### [Records for this task]
****
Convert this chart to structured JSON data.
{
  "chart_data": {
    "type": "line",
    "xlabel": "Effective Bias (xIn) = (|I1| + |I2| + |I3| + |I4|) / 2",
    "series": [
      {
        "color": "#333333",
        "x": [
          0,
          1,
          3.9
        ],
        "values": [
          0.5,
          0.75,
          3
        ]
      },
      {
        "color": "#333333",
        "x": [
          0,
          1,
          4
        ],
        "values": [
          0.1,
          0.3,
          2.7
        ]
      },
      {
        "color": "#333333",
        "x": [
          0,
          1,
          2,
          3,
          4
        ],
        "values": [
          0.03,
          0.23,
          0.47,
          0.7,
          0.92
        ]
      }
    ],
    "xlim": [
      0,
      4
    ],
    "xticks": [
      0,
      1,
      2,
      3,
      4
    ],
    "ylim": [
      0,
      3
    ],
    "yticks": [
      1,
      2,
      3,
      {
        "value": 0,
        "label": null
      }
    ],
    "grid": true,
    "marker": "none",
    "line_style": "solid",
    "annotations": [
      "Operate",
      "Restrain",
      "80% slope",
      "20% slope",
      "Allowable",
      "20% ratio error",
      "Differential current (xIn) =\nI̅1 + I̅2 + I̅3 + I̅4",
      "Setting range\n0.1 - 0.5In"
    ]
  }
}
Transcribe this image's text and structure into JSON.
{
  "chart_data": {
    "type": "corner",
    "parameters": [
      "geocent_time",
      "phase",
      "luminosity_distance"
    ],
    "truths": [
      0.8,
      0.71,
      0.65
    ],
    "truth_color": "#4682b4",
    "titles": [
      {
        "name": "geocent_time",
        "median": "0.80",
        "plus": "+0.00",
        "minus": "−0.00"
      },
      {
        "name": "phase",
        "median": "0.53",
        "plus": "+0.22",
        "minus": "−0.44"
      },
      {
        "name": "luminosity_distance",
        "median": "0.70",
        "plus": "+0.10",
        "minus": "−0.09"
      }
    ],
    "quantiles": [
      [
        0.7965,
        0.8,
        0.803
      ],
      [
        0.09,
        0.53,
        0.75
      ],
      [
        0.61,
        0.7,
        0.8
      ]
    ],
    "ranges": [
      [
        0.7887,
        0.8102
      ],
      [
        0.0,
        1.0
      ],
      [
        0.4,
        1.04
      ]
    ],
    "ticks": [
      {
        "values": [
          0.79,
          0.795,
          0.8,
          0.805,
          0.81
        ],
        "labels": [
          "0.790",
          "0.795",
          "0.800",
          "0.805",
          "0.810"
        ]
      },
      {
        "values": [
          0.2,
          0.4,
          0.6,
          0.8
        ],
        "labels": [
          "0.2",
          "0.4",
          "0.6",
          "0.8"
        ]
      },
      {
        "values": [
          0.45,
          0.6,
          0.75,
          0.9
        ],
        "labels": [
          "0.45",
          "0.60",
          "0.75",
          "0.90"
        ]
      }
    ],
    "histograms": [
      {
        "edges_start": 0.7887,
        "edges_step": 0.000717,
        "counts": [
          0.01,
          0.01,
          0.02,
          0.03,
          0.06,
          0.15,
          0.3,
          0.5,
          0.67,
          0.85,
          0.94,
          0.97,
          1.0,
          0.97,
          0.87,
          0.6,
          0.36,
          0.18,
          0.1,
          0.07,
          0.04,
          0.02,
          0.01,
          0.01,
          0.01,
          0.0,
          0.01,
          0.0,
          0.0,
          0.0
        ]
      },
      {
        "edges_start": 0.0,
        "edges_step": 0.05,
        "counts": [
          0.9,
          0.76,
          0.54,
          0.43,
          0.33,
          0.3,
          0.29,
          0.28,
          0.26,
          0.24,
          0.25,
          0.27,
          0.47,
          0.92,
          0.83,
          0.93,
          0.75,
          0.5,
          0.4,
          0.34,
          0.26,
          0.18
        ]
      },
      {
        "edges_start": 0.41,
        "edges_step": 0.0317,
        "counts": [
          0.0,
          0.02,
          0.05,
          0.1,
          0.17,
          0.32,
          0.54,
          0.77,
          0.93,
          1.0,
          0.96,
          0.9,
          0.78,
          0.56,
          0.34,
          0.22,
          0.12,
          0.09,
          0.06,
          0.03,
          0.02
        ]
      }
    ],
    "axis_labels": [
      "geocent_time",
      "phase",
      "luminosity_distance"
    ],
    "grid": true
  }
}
****
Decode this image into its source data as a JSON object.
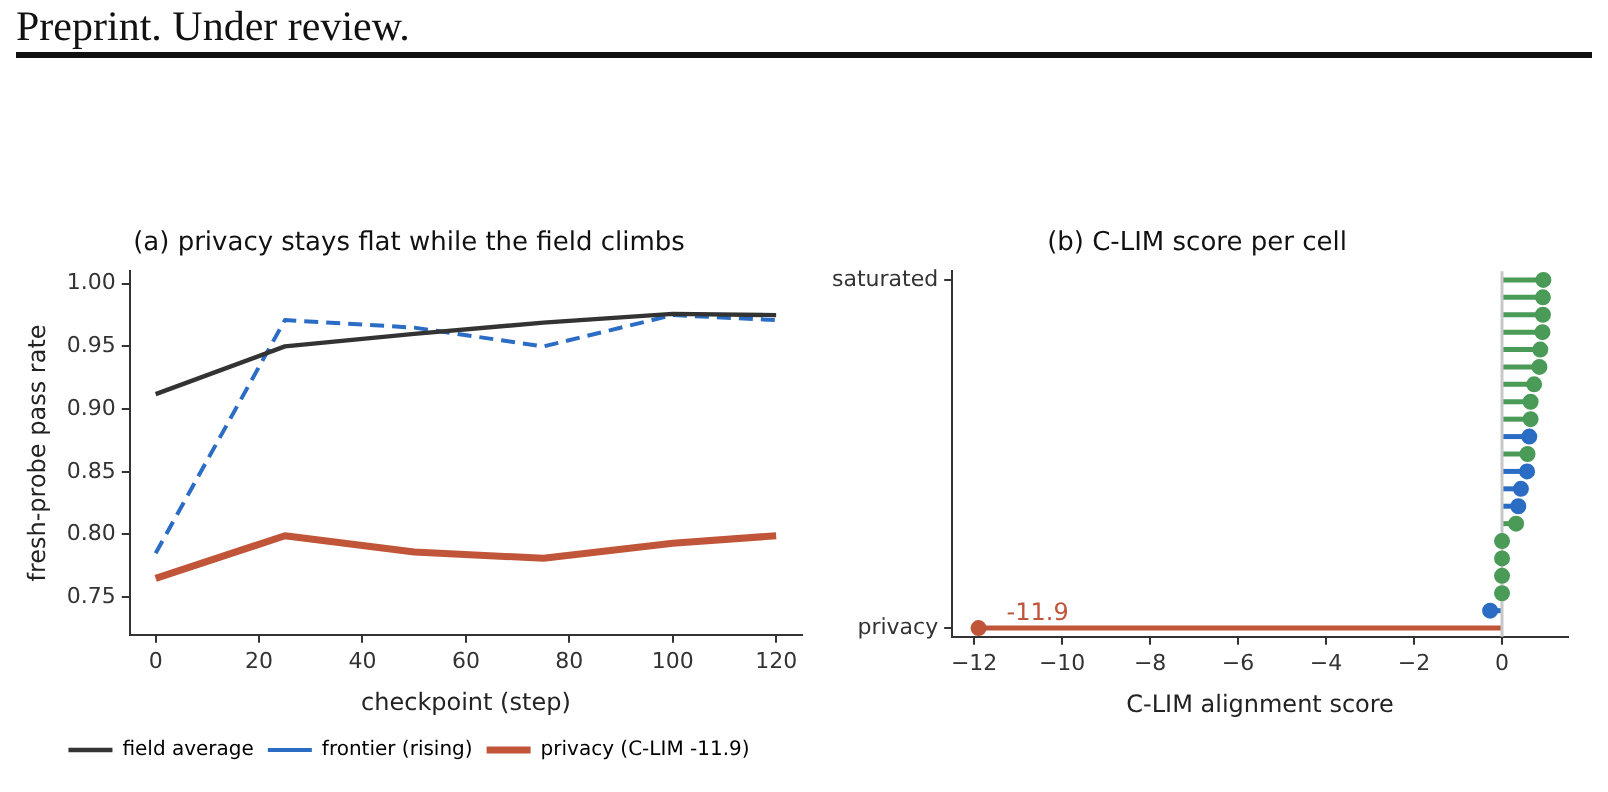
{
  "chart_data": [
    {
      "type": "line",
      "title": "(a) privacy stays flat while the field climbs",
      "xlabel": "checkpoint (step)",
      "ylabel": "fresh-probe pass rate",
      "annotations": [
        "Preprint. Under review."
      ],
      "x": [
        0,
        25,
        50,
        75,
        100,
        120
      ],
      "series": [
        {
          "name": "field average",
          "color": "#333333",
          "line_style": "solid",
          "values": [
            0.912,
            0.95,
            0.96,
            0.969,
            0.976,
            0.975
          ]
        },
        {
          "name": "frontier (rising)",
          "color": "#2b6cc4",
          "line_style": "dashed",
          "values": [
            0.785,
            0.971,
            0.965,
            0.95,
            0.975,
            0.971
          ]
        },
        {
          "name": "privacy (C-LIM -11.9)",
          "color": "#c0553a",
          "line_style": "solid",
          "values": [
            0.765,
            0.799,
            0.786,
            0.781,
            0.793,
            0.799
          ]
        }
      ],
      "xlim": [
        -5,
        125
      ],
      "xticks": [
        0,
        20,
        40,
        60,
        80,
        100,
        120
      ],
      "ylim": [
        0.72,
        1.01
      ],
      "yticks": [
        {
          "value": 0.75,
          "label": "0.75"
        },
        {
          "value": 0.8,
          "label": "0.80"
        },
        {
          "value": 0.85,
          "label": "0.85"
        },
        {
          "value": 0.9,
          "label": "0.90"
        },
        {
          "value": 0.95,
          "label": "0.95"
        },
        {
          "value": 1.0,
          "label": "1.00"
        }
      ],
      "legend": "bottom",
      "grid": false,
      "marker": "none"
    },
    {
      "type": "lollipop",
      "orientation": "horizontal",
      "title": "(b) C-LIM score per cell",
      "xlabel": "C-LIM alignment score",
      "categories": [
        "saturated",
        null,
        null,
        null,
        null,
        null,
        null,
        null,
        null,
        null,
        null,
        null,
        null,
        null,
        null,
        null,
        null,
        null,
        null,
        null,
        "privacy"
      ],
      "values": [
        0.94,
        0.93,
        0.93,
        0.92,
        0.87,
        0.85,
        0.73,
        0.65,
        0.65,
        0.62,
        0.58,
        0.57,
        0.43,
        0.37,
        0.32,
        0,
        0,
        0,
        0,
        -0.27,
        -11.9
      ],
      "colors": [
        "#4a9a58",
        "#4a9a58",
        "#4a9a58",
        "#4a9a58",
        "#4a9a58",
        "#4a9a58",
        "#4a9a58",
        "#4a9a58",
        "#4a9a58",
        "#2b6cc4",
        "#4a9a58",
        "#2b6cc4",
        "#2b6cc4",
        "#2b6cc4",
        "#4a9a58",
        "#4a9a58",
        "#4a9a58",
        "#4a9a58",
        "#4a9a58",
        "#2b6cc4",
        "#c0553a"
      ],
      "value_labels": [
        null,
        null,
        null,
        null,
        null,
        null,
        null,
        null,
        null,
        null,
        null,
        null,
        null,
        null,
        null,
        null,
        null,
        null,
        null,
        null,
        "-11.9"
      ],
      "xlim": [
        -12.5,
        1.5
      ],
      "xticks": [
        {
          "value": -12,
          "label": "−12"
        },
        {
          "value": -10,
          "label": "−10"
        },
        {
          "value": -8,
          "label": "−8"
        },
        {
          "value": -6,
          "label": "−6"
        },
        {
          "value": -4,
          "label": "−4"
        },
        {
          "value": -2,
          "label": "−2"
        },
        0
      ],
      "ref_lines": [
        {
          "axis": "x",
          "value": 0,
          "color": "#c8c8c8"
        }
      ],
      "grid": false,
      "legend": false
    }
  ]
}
****
Find the word "xlabel" and list each line it appears in.

### [Answer]
    "xlabel": "Effective Bias (xIn) = (|I1| + |I2| + |I3| + |I4|) / 2",
      "xlabel": "checkpoint (step)",
      "xlabel": "C-LIM alignment score",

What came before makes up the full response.